WRITTEN REQUEST: Identify the lines bearing the string "screenshot" and gather them.
┌──
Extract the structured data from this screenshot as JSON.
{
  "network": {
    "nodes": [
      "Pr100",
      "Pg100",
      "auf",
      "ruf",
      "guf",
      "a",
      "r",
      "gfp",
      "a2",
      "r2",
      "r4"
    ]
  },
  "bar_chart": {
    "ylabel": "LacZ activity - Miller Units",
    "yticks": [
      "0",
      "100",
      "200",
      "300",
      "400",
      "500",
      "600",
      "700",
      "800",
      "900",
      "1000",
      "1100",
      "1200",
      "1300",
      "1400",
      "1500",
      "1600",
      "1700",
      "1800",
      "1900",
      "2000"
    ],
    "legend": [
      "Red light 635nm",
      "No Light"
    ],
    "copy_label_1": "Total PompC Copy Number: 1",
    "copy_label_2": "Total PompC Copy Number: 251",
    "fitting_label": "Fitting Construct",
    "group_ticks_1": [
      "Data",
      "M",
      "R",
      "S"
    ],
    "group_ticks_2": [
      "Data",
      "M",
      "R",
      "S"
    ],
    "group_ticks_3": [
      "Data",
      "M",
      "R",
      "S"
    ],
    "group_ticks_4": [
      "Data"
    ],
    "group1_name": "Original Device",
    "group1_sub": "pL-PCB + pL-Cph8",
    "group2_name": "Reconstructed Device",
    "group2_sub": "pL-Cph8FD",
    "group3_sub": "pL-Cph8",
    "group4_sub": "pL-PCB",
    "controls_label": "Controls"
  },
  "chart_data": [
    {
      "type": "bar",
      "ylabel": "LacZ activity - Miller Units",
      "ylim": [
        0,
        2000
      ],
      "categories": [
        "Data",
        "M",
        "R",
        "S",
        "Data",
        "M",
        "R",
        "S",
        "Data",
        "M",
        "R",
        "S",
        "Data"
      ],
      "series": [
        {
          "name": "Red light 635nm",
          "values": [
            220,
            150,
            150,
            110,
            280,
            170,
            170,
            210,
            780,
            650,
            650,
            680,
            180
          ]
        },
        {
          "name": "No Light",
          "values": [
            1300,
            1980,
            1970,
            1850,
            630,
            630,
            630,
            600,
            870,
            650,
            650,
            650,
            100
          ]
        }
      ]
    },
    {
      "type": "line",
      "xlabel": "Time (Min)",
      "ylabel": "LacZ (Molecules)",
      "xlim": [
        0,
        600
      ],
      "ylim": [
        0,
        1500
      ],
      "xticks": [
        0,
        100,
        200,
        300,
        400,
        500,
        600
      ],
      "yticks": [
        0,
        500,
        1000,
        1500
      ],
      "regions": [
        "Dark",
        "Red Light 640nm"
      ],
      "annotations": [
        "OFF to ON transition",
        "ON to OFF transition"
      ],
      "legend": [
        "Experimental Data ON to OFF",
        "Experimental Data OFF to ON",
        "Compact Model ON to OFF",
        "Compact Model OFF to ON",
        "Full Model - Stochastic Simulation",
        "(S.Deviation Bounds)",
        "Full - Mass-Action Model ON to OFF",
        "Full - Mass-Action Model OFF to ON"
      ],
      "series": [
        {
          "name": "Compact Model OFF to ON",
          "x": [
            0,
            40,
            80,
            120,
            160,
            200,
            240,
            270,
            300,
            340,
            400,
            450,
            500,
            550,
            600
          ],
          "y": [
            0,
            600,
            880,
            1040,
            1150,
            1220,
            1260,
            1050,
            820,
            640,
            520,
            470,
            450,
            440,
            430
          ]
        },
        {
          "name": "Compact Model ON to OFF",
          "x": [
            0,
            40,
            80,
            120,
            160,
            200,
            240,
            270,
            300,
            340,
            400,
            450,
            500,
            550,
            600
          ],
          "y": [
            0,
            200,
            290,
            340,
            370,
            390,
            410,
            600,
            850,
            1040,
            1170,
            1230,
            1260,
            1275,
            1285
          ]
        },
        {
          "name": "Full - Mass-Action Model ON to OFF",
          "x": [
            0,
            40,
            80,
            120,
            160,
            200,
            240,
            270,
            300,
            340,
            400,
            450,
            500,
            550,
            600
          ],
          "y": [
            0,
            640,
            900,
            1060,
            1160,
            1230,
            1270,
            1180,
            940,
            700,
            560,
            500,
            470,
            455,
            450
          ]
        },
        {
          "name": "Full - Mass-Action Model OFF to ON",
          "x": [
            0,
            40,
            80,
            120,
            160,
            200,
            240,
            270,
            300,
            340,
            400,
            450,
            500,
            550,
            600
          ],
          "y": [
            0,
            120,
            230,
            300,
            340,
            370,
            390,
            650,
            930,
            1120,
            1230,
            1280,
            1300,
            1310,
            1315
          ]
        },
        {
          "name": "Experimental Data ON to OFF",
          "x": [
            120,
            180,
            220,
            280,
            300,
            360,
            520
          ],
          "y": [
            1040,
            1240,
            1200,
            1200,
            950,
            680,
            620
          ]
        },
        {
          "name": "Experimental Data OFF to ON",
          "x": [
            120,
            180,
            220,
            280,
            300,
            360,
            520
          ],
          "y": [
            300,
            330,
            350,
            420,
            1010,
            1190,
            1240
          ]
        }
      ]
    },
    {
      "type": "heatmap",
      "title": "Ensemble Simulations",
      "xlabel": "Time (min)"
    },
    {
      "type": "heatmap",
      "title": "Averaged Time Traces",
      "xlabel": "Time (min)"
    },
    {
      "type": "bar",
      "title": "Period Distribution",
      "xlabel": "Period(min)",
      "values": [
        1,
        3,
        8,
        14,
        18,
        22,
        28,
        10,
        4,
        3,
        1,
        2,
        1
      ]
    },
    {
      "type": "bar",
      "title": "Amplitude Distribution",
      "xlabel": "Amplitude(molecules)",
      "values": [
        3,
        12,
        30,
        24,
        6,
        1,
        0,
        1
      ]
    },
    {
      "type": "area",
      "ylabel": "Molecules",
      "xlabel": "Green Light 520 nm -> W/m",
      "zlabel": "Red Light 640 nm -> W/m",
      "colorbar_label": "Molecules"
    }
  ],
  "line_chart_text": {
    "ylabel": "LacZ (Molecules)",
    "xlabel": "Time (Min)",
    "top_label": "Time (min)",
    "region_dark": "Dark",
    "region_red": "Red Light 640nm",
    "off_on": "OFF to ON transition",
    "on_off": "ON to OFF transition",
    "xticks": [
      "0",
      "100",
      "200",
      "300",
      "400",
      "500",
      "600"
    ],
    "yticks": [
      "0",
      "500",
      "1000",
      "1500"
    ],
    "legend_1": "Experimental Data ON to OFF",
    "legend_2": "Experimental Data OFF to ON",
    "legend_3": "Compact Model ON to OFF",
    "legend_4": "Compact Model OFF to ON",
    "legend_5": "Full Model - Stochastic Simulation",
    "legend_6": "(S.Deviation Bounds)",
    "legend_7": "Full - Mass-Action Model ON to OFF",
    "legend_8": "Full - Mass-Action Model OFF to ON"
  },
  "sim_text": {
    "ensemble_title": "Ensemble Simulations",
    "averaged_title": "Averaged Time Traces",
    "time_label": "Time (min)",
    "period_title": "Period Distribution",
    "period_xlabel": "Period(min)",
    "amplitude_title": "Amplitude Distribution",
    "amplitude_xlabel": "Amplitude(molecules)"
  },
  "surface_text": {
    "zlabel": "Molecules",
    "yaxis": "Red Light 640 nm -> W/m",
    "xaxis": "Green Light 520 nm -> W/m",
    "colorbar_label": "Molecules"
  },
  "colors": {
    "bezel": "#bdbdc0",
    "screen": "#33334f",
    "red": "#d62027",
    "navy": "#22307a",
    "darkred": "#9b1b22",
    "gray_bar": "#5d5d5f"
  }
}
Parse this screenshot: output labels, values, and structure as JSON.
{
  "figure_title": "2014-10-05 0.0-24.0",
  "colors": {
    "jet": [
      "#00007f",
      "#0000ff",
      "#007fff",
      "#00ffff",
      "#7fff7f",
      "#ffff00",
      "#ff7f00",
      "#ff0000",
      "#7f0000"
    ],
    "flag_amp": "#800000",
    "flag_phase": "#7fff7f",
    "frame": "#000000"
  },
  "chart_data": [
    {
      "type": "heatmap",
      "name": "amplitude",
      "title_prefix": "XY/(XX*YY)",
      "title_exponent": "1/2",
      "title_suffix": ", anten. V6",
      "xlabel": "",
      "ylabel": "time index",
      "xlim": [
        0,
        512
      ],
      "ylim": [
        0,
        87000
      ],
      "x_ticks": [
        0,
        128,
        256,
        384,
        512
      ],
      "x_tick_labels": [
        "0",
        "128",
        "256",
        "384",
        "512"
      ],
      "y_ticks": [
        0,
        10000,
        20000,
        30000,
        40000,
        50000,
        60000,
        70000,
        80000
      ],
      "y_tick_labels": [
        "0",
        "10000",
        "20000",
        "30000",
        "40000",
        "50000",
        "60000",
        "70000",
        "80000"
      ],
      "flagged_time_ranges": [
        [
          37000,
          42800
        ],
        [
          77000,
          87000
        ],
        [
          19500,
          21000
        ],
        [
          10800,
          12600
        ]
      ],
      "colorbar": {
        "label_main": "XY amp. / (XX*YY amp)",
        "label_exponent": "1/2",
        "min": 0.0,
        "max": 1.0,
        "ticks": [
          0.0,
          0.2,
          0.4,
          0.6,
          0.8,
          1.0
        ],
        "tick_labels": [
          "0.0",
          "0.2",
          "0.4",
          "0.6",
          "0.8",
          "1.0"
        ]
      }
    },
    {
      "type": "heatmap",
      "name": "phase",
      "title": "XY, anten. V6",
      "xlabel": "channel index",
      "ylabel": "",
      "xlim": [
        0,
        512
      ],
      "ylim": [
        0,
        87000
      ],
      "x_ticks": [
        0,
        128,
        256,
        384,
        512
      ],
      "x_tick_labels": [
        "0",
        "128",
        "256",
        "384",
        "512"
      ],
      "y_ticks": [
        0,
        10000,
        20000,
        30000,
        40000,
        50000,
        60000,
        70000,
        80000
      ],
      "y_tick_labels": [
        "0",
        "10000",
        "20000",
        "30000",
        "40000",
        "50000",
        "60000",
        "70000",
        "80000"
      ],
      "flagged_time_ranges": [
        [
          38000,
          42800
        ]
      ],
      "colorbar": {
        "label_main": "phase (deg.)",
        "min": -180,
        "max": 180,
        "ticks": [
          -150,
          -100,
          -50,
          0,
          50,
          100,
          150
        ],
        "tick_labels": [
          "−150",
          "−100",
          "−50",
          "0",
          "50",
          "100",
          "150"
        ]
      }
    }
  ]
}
└──
SOLUTION:
Extract the structured data from this screenshot as JSON.
Parse this screenshot: output labels, values, and structure as JSON.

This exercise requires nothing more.